Extracted data entries

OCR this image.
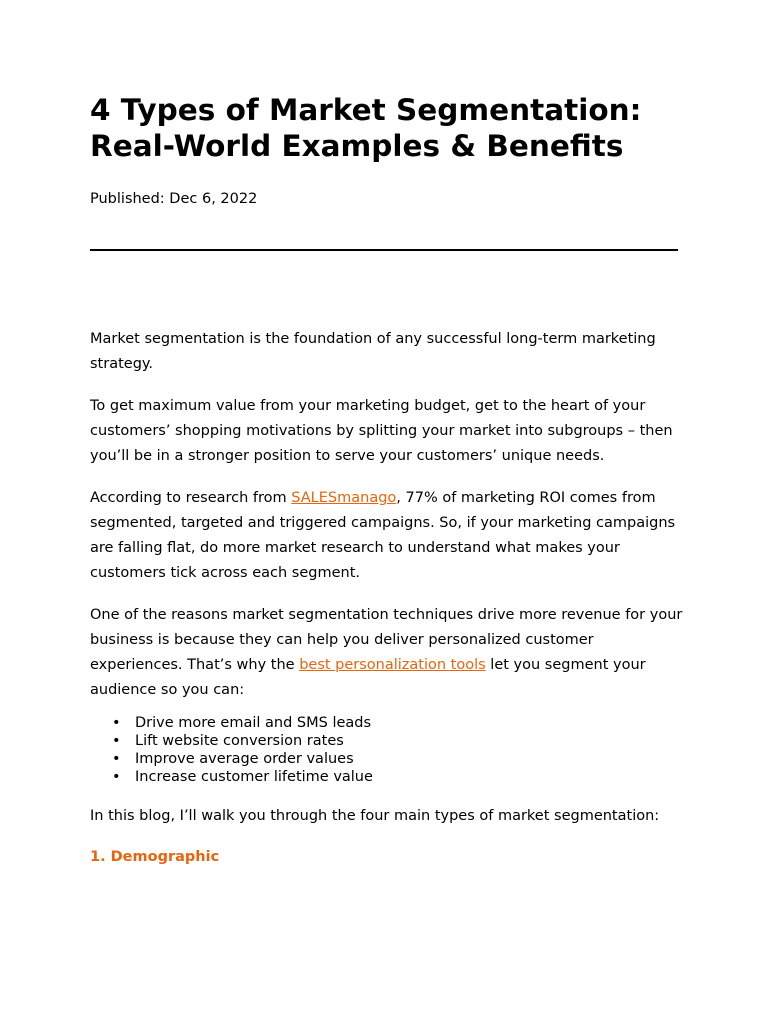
4 Types of Market Segmentation: Real-World Examples & Benefits

Published: Dec 6, 2022

Market segmentation is the foundation of any successful long-term marketing strategy.

To get maximum value from your marketing budget, get to the heart of your customers’ shopping motivations by splitting your market into subgroups – then you’ll be in a stronger position to serve your customers’ unique needs.

According to research from SALESmanago, 77% of marketing ROI comes from segmented, targeted and triggered campaigns. So, if your marketing campaigns are falling flat, do more market research to understand what makes your customers tick across each segment.

One of the reasons market segmentation techniques drive more revenue for your business is because they can help you deliver personalized customer experiences. That’s why the best personalization tools let you segment your audience so you can:

• Drive more email and SMS leads
• Lift website conversion rates
• Improve average order values
• Increase customer lifetime value

In this blog, I’ll walk you through the four main types of market segmentation:

1. Demographic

EXERCISE PROMPT >> Copy each line of the records precisely and drop any images they hold.

RESPONSE >>
OCR this image.
4 Types of Market Segmentation: Real-World Examples & Benefits

Published: Dec 6, 2022

Market segmentation is the foundation of any successful long-term marketing strategy.

To get maximum value from your marketing budget, get to the heart of your customers’ shopping motivations by splitting your market into subgroups – then you’ll be in a stronger position to serve your customers’ unique needs.

According to research from SALESmanago, 77% of marketing ROI comes from segmented, targeted and triggered campaigns. So, if your marketing campaigns are falling flat, do more market research to understand what makes your customers tick across each segment.

One of the reasons market segmentation techniques drive more revenue for your business is because they can help you deliver personalized customer experiences. That’s why the best personalization tools let you segment your audience so you can:

• Drive more email and SMS leads
• Lift website conversion rates
• Improve average order values
• Increase customer lifetime value

In this blog, I’ll walk you through the four main types of market segmentation:

1. Demographic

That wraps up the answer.